- _Work instructions_:
Pull every line containing "hours" from the entries.

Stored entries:
.....

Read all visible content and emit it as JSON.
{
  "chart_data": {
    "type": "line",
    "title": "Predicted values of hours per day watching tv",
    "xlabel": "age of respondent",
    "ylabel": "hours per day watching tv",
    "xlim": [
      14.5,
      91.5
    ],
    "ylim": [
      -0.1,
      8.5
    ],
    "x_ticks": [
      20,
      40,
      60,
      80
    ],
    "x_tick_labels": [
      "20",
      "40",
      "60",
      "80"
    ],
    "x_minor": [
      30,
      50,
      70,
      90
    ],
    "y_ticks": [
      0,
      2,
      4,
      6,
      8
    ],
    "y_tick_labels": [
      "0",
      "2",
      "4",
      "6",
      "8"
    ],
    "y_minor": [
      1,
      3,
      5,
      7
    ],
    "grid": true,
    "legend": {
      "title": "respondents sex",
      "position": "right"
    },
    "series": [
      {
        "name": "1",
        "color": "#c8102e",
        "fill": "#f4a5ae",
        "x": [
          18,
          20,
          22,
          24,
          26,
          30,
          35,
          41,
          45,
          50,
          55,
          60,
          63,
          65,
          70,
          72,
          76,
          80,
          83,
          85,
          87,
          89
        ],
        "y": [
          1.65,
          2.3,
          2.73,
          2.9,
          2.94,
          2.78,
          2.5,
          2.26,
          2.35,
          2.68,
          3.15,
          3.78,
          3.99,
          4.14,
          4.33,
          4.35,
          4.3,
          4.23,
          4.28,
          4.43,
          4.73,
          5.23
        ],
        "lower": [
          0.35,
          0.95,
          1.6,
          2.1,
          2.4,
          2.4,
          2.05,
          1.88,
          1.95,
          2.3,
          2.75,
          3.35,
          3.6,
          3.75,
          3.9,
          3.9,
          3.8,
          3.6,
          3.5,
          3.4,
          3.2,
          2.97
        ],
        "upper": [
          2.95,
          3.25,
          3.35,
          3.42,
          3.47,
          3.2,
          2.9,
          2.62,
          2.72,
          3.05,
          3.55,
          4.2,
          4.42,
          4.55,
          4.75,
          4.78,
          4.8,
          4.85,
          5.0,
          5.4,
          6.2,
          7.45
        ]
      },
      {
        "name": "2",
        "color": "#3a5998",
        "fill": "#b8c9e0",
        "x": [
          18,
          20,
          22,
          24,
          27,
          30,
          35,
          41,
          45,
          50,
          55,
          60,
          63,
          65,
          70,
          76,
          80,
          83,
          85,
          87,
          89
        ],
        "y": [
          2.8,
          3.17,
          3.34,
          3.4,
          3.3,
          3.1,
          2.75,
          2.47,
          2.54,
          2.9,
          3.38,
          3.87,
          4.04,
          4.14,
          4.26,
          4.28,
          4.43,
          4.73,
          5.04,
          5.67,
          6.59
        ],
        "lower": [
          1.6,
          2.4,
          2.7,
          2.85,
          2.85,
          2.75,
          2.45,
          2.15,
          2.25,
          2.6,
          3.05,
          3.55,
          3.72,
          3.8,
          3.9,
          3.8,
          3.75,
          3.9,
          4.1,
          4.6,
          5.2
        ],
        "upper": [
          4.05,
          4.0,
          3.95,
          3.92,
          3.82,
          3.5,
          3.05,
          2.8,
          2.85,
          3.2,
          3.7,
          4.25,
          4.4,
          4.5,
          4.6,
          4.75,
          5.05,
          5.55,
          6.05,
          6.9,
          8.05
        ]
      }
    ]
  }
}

.....

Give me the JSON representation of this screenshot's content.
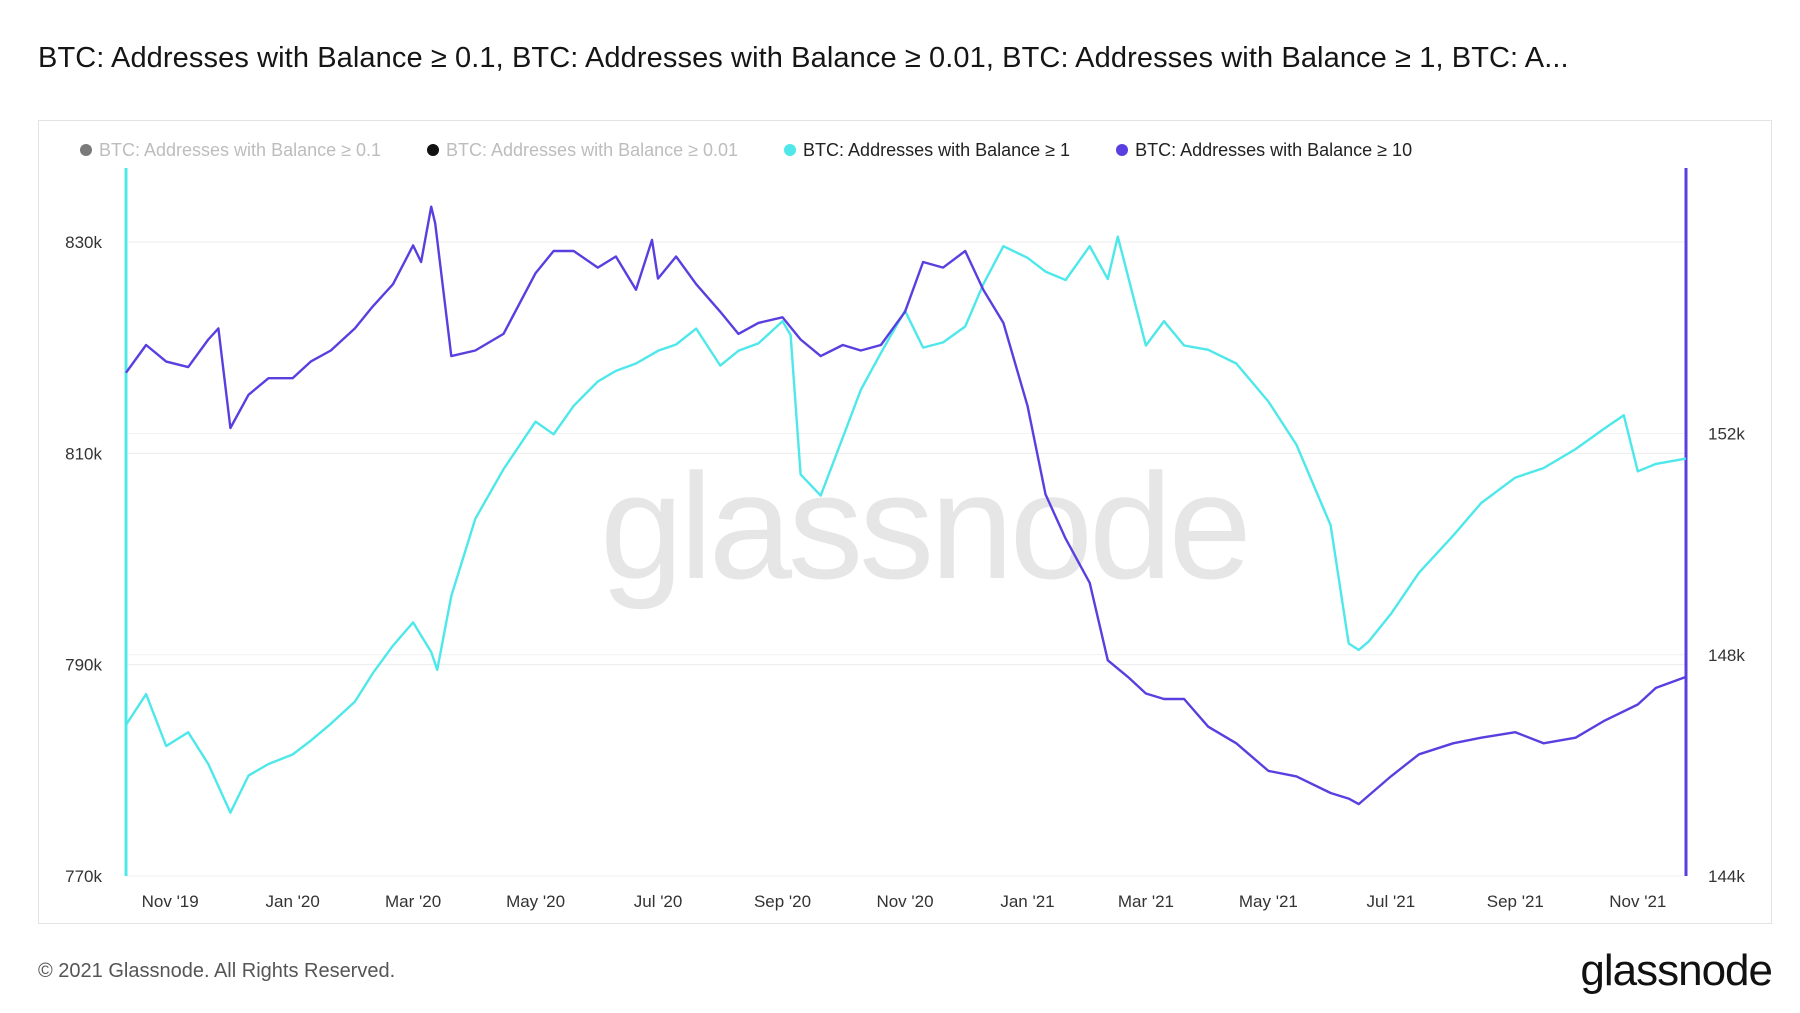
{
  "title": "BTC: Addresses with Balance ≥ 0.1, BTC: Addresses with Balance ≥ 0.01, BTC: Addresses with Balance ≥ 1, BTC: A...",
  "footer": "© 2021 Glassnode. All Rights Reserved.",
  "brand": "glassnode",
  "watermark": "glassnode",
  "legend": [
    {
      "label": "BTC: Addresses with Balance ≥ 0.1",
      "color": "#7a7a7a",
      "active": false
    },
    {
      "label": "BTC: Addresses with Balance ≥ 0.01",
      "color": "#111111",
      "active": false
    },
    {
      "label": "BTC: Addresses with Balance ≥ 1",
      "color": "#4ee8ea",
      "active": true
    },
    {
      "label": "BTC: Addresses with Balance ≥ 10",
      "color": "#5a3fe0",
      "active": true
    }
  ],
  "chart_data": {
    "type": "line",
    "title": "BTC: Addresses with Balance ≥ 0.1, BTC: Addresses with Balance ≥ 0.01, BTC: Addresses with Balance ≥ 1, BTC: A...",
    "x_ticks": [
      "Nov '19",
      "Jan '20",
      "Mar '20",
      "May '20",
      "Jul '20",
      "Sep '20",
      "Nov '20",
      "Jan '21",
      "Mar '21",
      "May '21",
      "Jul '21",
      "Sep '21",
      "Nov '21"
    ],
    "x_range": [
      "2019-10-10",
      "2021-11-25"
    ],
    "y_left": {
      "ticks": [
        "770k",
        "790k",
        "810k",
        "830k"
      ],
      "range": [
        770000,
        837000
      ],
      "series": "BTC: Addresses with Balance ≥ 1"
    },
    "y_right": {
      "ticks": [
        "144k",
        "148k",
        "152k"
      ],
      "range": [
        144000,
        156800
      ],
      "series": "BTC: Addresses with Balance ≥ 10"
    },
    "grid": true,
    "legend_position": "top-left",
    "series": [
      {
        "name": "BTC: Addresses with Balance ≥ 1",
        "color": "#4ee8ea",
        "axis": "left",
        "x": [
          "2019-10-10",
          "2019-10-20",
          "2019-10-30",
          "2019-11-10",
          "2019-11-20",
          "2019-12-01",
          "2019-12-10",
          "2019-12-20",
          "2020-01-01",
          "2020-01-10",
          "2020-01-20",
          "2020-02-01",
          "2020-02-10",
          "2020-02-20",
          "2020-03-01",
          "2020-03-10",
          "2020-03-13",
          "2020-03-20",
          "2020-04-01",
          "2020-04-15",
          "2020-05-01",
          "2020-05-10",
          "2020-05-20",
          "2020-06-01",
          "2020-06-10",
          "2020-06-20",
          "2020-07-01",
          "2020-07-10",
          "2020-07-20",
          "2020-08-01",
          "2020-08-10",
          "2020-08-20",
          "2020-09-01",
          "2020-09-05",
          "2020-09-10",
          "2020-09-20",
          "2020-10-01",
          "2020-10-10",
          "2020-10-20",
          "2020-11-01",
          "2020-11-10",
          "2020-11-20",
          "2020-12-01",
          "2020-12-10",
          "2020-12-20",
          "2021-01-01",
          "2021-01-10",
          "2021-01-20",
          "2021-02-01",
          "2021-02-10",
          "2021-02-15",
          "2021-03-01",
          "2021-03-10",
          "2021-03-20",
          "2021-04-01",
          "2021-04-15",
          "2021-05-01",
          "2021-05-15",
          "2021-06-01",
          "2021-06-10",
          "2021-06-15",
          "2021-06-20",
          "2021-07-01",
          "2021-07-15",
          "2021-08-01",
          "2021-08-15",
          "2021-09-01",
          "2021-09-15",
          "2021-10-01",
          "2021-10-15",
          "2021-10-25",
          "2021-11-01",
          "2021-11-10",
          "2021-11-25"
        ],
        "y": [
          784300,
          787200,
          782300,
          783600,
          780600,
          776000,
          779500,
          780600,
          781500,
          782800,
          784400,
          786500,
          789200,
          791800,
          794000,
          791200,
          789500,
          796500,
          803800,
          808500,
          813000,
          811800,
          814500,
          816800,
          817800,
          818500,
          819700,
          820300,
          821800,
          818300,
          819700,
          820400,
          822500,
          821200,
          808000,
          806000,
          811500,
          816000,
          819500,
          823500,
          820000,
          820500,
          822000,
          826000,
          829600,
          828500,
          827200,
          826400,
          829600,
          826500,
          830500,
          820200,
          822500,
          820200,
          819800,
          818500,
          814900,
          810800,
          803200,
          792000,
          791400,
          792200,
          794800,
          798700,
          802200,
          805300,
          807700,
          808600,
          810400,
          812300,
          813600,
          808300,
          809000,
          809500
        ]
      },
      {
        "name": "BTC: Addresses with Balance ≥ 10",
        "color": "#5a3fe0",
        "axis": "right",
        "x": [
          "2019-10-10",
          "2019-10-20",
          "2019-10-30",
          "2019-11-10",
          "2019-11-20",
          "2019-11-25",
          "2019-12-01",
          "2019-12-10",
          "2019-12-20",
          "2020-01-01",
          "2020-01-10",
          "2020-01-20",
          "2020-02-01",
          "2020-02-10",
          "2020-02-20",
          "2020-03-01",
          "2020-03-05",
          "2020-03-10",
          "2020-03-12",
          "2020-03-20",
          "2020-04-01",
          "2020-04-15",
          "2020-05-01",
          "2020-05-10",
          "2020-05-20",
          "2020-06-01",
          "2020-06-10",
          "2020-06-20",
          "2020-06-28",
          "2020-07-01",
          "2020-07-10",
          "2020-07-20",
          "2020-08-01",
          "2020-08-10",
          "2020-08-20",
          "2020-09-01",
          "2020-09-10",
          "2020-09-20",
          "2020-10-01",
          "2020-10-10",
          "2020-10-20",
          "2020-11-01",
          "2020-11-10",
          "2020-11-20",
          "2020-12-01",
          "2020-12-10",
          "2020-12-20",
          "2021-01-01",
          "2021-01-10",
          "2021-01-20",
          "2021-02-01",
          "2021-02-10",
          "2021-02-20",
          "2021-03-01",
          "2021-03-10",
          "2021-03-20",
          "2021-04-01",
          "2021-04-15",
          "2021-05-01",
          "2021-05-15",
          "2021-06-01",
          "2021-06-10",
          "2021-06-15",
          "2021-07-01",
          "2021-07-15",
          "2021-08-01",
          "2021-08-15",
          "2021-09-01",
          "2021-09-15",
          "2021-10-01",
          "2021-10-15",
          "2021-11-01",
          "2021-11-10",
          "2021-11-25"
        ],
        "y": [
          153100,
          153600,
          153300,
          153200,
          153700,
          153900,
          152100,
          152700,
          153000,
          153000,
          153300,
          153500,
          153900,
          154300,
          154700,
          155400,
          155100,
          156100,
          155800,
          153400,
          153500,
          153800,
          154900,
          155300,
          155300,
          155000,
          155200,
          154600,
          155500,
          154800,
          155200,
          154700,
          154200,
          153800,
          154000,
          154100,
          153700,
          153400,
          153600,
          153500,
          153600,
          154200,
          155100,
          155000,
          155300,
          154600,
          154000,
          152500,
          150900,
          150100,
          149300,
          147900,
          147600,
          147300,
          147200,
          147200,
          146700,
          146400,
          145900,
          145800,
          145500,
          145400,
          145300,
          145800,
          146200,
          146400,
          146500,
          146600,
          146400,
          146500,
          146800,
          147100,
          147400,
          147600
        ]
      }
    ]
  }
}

.....

- _Answer in full_:
    "title": "Predicted values of hours per day watching tv",
    "ylabel": "hours per day watching tv",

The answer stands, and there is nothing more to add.